• **Source data**

* Begin *

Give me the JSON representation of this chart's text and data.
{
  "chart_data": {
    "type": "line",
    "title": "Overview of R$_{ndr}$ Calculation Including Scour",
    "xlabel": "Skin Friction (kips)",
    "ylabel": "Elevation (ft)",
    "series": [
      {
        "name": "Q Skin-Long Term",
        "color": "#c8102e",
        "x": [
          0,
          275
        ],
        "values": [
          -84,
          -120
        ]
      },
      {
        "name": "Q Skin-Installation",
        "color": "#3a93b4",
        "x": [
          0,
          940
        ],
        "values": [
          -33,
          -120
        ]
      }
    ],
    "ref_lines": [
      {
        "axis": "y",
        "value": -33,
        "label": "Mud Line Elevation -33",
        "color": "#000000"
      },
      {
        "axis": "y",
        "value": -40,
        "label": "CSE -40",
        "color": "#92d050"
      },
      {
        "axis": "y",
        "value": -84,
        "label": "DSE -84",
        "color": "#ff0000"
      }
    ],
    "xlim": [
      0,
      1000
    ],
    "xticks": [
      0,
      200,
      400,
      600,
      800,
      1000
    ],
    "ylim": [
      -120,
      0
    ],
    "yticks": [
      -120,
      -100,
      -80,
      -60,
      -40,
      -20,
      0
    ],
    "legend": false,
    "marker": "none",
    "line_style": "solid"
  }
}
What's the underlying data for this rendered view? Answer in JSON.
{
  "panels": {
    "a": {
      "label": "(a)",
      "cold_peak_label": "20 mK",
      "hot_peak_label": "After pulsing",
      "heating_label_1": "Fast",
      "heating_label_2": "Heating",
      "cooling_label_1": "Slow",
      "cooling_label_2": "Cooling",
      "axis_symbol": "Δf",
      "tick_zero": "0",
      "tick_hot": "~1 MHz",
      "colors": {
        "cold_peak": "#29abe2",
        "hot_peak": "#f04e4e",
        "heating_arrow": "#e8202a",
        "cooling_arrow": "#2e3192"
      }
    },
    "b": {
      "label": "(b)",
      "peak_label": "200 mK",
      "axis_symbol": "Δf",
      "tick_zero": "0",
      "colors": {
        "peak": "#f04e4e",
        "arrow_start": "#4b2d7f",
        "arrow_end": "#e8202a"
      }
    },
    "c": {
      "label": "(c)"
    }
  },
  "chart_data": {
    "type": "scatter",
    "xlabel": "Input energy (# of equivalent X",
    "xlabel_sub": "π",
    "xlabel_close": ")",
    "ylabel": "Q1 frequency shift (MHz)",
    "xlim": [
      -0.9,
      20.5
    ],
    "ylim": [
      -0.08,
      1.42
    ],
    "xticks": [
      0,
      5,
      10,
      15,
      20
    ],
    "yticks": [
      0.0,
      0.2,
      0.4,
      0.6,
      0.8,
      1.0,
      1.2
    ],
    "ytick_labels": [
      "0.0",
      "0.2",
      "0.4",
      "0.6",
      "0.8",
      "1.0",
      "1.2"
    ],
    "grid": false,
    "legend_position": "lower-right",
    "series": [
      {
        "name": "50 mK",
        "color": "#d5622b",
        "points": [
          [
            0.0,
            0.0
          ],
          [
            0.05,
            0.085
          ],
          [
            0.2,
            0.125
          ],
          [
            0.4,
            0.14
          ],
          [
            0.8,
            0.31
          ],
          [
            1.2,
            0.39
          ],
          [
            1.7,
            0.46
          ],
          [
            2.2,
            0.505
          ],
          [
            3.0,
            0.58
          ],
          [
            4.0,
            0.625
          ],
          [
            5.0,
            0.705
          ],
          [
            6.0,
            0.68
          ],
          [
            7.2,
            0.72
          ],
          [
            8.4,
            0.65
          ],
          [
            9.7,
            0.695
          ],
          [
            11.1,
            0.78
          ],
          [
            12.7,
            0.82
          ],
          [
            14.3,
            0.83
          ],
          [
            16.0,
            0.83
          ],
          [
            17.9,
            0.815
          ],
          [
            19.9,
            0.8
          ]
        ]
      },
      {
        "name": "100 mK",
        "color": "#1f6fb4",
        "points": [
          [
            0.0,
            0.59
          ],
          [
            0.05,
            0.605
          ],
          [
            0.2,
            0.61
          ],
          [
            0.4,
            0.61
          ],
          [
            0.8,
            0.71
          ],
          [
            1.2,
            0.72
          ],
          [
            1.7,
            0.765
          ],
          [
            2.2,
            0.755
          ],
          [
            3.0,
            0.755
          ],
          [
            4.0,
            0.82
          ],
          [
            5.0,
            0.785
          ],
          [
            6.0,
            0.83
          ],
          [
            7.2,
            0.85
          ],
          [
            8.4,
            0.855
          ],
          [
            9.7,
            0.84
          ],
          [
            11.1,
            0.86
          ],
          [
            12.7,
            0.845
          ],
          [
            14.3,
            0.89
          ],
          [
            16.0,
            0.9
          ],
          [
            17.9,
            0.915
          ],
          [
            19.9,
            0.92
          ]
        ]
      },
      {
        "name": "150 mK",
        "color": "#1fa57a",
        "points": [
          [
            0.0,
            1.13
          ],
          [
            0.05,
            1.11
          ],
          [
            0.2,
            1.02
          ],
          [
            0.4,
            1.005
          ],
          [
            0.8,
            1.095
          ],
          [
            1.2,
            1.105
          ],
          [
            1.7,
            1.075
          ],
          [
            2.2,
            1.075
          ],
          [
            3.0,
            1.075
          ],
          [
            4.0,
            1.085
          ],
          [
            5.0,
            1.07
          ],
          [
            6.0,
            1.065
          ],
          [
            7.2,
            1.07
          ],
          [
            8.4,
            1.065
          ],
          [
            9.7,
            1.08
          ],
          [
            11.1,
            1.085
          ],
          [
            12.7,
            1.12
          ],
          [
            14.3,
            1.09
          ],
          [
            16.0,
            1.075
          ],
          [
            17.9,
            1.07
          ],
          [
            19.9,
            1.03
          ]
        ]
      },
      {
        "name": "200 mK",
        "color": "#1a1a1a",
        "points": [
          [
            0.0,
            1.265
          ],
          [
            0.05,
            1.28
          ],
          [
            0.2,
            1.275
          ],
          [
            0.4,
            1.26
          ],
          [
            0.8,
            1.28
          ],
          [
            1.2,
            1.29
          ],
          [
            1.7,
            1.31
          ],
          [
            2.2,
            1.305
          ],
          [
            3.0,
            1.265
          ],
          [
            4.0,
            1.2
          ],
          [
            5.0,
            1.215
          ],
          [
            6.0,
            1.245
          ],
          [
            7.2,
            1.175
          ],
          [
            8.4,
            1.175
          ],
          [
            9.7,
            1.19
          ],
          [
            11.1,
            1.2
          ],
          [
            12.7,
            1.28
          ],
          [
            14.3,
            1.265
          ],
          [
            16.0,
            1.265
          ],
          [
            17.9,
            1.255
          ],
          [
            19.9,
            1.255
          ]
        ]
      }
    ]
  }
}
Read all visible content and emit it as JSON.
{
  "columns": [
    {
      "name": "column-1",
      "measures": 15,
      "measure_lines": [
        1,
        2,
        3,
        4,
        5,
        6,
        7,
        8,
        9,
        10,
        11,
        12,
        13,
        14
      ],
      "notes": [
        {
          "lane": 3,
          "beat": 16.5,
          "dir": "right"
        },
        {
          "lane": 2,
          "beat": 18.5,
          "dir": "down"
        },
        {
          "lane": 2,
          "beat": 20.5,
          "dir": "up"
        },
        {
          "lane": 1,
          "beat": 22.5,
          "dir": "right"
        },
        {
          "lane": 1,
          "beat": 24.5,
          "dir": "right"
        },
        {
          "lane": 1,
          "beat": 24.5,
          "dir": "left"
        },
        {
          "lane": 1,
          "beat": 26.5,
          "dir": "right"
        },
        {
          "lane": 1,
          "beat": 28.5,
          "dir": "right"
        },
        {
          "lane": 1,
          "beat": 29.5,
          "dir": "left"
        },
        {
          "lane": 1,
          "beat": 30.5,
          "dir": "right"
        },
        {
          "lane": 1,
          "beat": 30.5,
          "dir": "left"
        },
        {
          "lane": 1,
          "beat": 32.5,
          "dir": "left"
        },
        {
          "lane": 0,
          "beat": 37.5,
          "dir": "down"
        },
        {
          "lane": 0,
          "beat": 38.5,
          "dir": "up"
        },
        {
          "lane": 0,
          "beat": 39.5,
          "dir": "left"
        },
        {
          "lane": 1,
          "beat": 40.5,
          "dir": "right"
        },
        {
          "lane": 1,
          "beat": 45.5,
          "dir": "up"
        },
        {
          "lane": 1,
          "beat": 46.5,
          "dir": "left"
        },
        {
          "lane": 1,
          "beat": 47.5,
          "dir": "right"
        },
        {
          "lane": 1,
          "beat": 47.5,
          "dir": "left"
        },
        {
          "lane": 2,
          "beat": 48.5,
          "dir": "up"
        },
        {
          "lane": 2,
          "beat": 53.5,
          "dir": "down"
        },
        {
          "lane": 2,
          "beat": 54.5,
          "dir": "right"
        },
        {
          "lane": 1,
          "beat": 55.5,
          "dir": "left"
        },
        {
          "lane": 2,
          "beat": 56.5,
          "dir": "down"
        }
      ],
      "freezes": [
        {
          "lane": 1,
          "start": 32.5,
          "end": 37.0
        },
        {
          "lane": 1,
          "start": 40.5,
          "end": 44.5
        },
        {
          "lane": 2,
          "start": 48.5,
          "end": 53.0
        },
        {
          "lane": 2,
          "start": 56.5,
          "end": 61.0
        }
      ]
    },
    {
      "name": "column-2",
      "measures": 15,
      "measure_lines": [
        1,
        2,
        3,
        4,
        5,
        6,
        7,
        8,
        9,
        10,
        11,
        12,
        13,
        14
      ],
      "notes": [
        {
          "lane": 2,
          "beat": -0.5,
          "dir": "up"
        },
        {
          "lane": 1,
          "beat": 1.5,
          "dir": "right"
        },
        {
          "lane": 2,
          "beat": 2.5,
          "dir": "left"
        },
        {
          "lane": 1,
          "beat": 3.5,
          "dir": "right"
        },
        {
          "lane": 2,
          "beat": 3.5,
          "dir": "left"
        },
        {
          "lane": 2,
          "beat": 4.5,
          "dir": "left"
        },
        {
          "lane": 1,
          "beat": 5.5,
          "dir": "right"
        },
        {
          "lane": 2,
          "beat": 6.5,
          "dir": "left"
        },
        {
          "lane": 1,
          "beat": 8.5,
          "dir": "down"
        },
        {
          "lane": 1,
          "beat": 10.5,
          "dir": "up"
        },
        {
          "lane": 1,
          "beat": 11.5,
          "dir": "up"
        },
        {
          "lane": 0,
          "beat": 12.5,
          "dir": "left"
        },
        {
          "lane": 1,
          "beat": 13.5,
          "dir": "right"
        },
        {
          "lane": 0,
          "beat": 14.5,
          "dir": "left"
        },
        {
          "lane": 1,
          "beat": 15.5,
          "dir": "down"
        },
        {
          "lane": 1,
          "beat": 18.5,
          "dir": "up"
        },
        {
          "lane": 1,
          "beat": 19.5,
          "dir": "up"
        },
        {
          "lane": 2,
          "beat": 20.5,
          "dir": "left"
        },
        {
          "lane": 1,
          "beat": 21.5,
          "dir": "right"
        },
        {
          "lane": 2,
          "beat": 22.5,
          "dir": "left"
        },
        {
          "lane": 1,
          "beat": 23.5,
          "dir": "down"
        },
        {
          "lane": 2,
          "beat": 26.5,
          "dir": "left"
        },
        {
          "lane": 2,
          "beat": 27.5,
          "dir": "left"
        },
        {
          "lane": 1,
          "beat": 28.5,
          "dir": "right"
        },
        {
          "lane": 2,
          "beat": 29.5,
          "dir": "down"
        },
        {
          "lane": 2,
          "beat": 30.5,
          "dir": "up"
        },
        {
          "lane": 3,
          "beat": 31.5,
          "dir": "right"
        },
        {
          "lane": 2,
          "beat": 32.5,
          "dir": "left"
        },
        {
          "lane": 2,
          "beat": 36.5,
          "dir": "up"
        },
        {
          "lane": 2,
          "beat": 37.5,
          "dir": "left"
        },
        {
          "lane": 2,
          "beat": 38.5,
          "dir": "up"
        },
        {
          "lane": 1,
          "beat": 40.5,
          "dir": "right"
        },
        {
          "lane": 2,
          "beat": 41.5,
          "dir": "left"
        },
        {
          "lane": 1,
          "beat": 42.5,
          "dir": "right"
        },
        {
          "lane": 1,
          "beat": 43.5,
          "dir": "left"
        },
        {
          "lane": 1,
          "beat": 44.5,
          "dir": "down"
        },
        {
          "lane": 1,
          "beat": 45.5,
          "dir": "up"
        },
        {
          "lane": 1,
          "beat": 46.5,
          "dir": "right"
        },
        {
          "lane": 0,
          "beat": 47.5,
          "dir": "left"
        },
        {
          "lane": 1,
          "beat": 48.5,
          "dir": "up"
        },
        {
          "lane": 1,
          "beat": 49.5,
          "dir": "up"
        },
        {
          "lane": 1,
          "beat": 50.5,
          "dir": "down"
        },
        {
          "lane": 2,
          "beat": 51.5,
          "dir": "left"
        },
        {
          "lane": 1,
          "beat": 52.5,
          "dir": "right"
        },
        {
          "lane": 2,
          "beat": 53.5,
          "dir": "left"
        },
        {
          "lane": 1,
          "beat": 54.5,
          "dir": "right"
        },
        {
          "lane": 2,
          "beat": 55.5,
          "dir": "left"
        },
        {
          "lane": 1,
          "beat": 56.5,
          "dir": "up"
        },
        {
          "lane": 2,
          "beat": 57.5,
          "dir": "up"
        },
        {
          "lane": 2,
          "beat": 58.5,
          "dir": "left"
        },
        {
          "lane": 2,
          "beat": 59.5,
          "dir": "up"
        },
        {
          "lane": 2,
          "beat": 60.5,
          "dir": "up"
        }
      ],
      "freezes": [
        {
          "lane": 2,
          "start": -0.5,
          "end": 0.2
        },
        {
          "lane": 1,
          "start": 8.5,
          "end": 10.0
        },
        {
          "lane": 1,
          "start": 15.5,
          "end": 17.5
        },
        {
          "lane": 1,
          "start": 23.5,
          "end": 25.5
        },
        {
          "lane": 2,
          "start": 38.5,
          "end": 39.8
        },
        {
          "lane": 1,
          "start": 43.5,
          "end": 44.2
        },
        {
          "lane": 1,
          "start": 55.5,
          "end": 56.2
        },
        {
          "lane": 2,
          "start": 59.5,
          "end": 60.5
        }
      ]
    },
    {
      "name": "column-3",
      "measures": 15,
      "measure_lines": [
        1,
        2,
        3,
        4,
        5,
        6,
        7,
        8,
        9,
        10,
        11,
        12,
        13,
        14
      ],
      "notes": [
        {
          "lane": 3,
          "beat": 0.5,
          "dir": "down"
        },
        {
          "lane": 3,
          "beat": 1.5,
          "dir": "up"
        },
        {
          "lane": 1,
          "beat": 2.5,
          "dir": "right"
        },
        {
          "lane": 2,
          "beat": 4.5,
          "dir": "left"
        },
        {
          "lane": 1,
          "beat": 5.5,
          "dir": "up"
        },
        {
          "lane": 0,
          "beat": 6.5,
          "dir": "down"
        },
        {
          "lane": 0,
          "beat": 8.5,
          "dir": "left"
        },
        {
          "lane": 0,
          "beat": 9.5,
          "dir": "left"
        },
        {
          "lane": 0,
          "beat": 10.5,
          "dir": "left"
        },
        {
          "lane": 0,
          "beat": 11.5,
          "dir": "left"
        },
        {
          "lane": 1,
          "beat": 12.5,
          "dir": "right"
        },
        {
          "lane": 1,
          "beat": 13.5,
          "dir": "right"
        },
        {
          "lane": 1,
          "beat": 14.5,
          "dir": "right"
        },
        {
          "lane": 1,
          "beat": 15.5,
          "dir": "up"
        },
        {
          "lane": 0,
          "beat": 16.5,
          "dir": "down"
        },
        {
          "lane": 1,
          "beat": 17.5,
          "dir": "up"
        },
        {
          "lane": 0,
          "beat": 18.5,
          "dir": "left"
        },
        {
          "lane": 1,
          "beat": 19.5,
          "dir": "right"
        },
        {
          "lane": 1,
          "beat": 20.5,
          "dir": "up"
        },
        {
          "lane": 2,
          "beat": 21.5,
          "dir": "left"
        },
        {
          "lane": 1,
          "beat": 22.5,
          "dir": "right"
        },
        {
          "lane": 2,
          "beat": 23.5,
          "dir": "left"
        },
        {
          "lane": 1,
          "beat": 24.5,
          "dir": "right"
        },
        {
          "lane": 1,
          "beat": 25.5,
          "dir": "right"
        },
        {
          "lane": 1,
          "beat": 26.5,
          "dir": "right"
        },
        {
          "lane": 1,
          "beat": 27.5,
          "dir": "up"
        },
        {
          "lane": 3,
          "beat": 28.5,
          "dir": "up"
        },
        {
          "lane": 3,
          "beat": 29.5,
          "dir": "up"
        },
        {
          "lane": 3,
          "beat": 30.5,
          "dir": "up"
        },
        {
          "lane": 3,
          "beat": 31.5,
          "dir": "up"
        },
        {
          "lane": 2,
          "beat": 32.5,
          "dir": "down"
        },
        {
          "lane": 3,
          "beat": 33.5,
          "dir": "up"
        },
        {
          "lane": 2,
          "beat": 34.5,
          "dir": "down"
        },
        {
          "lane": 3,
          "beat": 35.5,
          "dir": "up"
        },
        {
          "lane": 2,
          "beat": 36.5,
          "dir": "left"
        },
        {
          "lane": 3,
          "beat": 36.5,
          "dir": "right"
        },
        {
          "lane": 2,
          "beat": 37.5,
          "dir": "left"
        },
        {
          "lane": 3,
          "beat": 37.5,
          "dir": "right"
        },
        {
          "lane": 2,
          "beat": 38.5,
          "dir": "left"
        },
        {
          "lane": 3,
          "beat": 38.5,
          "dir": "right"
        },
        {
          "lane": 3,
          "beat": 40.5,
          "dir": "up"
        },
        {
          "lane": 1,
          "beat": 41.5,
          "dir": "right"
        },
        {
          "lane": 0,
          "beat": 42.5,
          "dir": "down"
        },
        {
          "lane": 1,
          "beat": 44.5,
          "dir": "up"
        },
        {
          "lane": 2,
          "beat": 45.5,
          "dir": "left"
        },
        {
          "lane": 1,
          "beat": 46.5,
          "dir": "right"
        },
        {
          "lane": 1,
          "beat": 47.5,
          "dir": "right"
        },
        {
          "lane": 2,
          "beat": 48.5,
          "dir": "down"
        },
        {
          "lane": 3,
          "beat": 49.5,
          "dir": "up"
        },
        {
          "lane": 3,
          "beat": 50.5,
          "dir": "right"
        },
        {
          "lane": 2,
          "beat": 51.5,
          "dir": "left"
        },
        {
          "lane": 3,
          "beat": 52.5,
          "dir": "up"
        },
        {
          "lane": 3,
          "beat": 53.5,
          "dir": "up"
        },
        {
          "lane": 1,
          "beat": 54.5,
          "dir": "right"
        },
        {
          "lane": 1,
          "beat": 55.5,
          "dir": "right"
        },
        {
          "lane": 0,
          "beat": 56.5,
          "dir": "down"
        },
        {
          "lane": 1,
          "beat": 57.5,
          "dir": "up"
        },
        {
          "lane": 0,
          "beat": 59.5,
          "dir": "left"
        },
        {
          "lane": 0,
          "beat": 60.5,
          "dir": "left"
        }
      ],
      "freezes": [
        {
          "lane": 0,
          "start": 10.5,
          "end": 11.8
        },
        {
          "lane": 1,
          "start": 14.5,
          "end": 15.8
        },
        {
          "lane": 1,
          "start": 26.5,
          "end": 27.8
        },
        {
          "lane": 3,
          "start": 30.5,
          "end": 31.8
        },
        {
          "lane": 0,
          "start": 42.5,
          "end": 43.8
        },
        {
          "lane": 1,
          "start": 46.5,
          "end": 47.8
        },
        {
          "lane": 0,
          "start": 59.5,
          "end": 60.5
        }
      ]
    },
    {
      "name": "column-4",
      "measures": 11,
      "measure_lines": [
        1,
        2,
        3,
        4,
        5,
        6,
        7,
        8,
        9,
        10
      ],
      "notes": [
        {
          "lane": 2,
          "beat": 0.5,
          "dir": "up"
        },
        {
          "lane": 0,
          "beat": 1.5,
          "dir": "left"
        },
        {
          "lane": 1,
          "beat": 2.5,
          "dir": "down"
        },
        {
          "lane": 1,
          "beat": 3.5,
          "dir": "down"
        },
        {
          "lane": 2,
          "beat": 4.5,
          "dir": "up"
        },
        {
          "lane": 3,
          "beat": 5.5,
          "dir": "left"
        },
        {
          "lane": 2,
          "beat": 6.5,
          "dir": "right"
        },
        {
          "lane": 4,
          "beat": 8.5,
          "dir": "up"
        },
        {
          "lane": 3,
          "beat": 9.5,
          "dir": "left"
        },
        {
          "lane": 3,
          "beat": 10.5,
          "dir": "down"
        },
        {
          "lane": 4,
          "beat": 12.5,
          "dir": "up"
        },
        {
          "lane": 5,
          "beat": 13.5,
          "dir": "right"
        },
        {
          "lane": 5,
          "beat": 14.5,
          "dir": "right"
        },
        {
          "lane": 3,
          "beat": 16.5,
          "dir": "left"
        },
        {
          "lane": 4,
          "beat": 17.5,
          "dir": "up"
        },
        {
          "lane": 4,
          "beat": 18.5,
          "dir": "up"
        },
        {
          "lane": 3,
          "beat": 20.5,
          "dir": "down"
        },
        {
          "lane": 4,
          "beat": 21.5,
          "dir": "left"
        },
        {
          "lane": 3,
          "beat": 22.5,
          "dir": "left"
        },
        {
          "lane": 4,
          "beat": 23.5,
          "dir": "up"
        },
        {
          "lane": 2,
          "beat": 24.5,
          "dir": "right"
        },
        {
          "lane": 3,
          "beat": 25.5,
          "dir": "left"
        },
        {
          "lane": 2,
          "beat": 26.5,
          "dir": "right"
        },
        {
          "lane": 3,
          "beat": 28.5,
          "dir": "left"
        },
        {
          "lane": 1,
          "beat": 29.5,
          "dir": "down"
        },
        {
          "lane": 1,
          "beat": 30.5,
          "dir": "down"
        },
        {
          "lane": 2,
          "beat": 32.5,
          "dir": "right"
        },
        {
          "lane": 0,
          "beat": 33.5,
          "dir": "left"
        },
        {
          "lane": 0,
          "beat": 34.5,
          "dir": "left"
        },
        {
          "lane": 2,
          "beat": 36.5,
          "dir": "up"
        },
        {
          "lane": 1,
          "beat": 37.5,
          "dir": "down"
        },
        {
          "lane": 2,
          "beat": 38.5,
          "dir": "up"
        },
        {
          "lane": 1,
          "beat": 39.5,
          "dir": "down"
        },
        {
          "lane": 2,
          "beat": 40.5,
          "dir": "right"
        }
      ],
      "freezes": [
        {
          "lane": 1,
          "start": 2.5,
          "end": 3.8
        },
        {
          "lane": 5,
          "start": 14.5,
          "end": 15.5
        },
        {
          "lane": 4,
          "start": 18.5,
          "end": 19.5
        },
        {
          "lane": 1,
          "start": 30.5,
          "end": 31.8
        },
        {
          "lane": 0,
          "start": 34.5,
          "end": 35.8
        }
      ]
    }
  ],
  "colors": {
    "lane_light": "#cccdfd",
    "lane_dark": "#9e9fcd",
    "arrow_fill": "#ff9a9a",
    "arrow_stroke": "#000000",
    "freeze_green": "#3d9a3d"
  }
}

* End *

• **Your instructions**
Check each line of the entries above, and show every one holding the word "Elevation".

• **Solution for this problem**
    "ylabel": "Elevation (ft)",
        "label": "Mud Line Elevation -33",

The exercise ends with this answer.